Your task is to reproduce exactly the lines from the line with "What's the underlying" through the end of the records below.
* BEGIN PROVIDED DATA *
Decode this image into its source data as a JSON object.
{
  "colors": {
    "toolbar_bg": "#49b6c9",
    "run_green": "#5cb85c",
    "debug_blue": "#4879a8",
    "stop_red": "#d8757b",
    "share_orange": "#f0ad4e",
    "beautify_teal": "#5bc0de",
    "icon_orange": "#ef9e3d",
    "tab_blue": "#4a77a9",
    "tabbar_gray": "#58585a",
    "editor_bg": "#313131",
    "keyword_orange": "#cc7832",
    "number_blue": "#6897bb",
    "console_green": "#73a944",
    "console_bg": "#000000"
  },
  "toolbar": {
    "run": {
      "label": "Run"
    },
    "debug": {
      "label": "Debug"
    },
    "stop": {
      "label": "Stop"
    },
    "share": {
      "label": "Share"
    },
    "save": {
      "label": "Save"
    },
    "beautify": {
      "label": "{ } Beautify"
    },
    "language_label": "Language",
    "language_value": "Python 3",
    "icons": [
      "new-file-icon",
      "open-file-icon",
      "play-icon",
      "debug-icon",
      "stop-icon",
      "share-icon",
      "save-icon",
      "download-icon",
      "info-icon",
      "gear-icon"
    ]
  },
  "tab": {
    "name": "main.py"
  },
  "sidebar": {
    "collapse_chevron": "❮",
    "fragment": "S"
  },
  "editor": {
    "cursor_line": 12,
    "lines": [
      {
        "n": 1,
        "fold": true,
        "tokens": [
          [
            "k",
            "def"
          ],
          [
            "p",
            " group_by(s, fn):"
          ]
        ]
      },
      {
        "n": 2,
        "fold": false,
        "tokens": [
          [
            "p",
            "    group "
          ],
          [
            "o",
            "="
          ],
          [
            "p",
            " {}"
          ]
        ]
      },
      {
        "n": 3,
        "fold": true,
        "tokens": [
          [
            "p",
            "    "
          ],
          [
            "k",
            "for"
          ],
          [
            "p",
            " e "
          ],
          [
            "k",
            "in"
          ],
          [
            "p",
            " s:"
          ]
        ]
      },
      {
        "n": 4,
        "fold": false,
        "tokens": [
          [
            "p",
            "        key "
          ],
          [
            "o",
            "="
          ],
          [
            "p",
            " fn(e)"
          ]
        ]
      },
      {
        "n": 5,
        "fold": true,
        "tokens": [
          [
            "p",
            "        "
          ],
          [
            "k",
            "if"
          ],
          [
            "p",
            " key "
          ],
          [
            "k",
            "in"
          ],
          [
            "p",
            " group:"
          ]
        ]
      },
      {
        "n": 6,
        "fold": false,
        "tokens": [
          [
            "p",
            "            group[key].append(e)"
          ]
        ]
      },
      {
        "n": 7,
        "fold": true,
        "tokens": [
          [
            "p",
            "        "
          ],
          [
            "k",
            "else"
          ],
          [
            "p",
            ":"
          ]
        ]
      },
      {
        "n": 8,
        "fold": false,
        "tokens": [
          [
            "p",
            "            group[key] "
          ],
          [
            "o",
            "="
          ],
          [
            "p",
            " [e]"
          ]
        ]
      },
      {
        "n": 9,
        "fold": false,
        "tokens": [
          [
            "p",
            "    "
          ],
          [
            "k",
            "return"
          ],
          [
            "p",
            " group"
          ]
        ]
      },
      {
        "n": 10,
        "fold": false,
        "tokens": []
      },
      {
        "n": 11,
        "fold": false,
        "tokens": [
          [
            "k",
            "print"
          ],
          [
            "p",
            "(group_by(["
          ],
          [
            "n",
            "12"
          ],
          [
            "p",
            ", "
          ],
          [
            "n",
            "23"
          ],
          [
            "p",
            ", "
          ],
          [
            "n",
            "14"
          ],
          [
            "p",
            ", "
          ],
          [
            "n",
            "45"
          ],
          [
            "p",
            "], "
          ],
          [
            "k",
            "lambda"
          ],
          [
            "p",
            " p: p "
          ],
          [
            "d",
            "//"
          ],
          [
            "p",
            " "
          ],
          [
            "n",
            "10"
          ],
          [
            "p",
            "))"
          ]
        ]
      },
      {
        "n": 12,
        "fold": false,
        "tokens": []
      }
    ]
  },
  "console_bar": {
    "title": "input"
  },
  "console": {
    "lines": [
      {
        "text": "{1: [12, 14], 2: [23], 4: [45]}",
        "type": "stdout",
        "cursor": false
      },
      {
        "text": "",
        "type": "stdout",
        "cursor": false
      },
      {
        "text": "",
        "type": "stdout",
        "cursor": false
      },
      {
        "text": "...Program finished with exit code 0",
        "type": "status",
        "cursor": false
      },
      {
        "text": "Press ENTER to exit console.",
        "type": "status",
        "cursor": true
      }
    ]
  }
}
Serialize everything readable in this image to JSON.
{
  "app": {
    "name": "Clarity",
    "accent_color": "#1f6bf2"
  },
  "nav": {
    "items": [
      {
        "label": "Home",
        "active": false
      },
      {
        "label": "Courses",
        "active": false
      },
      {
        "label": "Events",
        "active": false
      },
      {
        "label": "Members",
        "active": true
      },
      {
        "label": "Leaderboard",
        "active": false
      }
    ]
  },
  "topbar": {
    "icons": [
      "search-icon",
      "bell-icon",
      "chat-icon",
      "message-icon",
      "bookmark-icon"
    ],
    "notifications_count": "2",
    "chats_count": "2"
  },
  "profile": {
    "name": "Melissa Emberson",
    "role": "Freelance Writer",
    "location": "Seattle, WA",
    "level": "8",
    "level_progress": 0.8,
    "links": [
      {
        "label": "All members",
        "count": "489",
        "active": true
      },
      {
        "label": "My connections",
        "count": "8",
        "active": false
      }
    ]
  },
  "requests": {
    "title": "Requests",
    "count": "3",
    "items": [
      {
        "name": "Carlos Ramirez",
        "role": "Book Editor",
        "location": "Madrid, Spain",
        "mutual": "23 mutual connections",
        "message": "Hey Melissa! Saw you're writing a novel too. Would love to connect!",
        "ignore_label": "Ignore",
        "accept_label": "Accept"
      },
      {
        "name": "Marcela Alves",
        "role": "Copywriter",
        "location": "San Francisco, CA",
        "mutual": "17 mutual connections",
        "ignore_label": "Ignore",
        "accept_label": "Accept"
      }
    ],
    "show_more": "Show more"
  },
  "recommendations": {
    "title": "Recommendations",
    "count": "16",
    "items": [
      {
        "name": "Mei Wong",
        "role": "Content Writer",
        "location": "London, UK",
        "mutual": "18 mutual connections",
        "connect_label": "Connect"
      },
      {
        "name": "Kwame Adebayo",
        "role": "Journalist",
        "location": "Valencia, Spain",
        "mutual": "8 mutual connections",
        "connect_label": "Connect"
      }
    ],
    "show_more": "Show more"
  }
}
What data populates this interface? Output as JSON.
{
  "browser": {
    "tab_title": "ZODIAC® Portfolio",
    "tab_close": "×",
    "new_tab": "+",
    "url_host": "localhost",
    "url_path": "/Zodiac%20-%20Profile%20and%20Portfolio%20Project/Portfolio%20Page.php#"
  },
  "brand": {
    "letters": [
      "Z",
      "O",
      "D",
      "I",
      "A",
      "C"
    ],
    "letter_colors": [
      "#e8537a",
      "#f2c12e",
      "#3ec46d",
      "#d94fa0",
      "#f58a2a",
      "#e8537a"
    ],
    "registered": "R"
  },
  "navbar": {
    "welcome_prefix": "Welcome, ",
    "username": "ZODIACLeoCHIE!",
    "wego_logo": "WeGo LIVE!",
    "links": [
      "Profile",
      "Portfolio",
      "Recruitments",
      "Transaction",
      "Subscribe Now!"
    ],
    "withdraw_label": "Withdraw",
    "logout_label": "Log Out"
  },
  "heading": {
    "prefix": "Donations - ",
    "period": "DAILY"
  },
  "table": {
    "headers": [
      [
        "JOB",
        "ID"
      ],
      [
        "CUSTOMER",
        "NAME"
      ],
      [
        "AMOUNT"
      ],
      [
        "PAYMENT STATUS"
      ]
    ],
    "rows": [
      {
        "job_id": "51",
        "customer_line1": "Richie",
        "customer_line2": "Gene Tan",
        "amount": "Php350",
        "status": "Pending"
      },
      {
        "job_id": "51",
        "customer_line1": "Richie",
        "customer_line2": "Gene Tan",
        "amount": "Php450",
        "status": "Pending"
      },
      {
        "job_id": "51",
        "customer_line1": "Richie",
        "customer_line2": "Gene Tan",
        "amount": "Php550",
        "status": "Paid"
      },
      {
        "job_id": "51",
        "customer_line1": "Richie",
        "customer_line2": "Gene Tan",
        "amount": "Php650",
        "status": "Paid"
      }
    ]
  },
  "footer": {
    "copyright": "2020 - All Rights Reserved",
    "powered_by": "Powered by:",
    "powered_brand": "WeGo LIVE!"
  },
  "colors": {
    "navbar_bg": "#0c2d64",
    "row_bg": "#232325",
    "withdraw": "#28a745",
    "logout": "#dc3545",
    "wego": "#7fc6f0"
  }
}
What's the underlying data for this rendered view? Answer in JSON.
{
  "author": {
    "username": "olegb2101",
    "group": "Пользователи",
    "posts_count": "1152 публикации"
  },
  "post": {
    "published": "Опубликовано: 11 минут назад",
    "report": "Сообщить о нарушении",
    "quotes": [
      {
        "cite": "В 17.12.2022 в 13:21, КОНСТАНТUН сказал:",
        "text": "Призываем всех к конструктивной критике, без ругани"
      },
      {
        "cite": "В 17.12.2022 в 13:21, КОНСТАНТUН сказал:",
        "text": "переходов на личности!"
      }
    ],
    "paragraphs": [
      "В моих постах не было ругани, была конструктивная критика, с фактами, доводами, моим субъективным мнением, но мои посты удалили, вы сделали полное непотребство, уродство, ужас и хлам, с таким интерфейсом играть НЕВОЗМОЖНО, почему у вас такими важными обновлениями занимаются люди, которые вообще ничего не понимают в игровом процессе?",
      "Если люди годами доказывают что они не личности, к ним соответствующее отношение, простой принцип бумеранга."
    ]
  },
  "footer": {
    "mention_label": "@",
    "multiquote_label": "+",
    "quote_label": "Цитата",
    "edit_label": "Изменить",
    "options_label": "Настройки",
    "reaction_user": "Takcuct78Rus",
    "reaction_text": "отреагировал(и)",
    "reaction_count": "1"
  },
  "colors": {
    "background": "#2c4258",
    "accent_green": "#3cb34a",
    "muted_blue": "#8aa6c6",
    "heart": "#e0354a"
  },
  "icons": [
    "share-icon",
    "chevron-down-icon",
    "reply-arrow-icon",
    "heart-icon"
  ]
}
* END PROVIDED DATA *
- RESULT OF THIS TASK -
What's the underlying data for this rendered view? Answer in JSON.
{
  "author": {
    "username": "olegb2101",
    "group": "Пользователи",
    "posts_count": "1152 публикации"
  },
  "post": {
    "published": "Опубликовано: 11 минут назад",
    "report": "Сообщить о нарушении",
    "quotes": [
      {
        "cite": "В 17.12.2022 в 13:21, КОНСТАНТUН сказал:",
        "text": "Призываем всех к конструктивной критике, без ругани"
      },
      {
        "cite": "В 17.12.2022 в 13:21, КОНСТАНТUН сказал:",
        "text": "переходов на личности!"
      }
    ],
    "paragraphs": [
      "В моих постах не было ругани, была конструктивная критика, с фактами, доводами, моим субъективным мнением, но мои посты удалили, вы сделали полное непотребство, уродство, ужас и хлам, с таким интерфейсом играть НЕВОЗМОЖНО, почему у вас такими важными обновлениями занимаются люди, которые вообще ничего не понимают в игровом процессе?",
      "Если люди годами доказывают что они не личности, к ним соответствующее отношение, простой принцип бумеранга."
    ]
  },
  "footer": {
    "mention_label": "@",
    "multiquote_label": "+",
    "quote_label": "Цитата",
    "edit_label": "Изменить",
    "options_label": "Настройки",
    "reaction_user": "Takcuct78Rus",
    "reaction_text": "отреагировал(и)",
    "reaction_count": "1"
  },
  "colors": {
    "background": "#2c4258",
    "accent_green": "#3cb34a",
    "muted_blue": "#8aa6c6",
    "heart": "#e0354a"
  },
  "icons": [
    "share-icon",
    "chevron-down-icon",
    "reply-arrow-icon",
    "heart-icon"
  ]
}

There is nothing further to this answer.